▸ WRITTEN PROBLEM
Check each line of the records below and collect those holding "mapper".
★ ★ ★ ★
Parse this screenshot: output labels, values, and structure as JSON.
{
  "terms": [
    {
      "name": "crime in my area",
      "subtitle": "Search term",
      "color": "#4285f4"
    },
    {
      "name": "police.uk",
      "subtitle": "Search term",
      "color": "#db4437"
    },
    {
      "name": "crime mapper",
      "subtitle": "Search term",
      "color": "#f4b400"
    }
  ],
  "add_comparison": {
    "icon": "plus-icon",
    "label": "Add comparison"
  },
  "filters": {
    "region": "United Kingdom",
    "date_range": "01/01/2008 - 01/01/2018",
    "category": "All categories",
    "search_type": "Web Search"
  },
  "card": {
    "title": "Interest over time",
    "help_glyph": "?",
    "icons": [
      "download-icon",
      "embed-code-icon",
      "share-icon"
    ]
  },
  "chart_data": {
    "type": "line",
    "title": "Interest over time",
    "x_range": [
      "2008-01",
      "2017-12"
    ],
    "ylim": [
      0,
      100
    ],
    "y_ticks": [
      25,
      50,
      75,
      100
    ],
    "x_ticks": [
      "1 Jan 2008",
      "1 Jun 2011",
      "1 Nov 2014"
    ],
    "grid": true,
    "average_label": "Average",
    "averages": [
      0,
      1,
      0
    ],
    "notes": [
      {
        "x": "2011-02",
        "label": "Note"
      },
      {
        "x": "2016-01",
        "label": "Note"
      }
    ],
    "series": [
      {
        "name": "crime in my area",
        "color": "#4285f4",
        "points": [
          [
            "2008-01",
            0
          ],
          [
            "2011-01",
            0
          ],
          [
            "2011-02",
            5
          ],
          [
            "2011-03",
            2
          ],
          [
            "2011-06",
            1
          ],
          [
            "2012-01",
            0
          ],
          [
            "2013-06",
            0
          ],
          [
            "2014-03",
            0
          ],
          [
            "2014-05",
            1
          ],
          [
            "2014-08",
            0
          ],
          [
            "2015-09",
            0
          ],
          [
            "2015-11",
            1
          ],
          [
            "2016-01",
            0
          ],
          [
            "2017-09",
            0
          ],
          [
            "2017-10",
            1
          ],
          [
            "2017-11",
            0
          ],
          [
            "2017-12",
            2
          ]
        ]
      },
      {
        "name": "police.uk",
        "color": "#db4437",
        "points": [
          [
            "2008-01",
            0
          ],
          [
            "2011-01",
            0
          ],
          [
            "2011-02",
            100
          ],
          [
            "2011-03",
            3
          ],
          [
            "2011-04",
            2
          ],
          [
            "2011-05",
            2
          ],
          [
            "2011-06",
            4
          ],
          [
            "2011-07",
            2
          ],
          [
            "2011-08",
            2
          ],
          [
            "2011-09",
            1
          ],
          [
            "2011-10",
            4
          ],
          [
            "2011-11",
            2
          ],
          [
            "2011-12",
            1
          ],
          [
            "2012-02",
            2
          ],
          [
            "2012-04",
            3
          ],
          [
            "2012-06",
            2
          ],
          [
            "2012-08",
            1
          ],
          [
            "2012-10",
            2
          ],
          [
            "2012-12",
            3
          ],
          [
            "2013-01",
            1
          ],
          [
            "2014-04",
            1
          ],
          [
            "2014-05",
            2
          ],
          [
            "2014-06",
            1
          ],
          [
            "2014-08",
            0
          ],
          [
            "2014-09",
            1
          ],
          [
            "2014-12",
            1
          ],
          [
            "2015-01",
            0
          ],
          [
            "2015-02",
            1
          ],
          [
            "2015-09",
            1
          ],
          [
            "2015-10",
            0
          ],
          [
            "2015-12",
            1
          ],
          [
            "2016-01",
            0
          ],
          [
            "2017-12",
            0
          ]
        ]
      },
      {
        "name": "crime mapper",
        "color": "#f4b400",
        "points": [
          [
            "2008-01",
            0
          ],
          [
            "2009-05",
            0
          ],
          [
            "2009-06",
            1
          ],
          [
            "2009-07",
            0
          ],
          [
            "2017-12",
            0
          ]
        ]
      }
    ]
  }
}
★ ★ ★ ★
▸ ANSWER TO THE PROBLEM
      "name": "crime mapper",
        "name": "crime mapper",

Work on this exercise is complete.